AIM: Retype exactly the lines from the line with "OCR this image." to the end of the data, keeping both boundary lines.

************

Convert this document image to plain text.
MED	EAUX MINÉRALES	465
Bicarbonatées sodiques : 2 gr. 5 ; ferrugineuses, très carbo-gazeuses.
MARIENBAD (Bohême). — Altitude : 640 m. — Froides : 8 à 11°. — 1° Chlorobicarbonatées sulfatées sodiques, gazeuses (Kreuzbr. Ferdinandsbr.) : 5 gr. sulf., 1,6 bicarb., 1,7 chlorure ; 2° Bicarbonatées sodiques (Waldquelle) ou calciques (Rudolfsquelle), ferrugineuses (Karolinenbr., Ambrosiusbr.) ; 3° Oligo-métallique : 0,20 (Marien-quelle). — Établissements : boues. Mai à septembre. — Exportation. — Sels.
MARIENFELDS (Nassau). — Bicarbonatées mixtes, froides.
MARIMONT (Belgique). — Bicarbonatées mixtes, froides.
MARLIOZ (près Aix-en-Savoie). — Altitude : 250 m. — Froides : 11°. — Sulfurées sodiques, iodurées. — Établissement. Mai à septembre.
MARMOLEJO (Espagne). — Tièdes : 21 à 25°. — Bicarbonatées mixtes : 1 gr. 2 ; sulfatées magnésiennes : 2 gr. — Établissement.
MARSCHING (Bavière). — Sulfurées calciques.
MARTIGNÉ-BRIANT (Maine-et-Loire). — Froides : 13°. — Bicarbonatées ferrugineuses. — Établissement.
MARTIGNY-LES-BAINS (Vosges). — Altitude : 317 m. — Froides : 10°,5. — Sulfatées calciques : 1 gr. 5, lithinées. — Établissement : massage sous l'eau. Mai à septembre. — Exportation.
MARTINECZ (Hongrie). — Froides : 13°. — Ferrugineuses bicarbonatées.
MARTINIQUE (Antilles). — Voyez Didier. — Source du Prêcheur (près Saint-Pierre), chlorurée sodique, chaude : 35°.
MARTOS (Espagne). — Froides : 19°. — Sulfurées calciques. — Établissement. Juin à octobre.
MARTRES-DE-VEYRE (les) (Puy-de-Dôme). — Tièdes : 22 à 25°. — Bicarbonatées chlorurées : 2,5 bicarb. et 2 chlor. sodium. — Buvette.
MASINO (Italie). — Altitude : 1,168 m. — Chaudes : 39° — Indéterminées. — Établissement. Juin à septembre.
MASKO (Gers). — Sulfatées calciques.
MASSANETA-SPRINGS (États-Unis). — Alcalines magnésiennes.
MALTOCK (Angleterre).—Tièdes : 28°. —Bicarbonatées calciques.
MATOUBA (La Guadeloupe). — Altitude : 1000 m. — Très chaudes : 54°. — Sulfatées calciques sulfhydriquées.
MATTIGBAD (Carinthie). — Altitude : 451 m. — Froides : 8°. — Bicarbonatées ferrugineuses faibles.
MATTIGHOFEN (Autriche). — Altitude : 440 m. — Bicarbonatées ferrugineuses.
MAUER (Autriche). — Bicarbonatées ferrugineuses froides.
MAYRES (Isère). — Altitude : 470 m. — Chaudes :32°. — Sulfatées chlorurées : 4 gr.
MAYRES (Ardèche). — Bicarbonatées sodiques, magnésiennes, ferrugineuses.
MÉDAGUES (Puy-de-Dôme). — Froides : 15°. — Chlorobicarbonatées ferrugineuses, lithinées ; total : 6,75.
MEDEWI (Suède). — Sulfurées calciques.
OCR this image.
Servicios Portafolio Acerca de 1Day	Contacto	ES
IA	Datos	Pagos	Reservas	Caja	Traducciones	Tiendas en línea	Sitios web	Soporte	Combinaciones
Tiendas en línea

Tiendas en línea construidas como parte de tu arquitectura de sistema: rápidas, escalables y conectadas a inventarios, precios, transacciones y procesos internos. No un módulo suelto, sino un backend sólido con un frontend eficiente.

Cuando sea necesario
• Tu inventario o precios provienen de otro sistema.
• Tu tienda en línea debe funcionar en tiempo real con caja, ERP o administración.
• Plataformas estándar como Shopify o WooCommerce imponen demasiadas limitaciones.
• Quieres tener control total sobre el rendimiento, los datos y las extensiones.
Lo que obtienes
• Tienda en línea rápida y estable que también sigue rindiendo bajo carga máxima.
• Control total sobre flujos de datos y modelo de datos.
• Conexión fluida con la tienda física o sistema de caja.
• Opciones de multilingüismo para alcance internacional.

************

FULL SOLUTION:
OCR this image.
Servicios Portafolio Acerca de 1Day	Contacto	ES
IA	Datos	Pagos	Reservas	Caja	Traducciones	Tiendas en línea	Sitios web	Soporte	Combinaciones
Tiendas en línea

Tiendas en línea construidas como parte de tu arquitectura de sistema: rápidas, escalables y conectadas a inventarios, precios, transacciones y procesos internos. No un módulo suelto, sino un backend sólido con un frontend eficiente.

Cuando sea necesario
• Tu inventario o precios provienen de otro sistema.
• Tu tienda en línea debe funcionar en tiempo real con caja, ERP o administración.
• Plataformas estándar como Shopify o WooCommerce imponen demasiadas limitaciones.
• Quieres tener control total sobre el rendimiento, los datos y las extensiones.
Lo que obtienes
• Tienda en línea rápida y estable que también sigue rindiendo bajo carga máxima.
• Control total sobre flujos de datos y modelo de datos.
• Conexión fluida con la tienda física o sistema de caja.
• Opciones de multilingüismo para alcance internacional.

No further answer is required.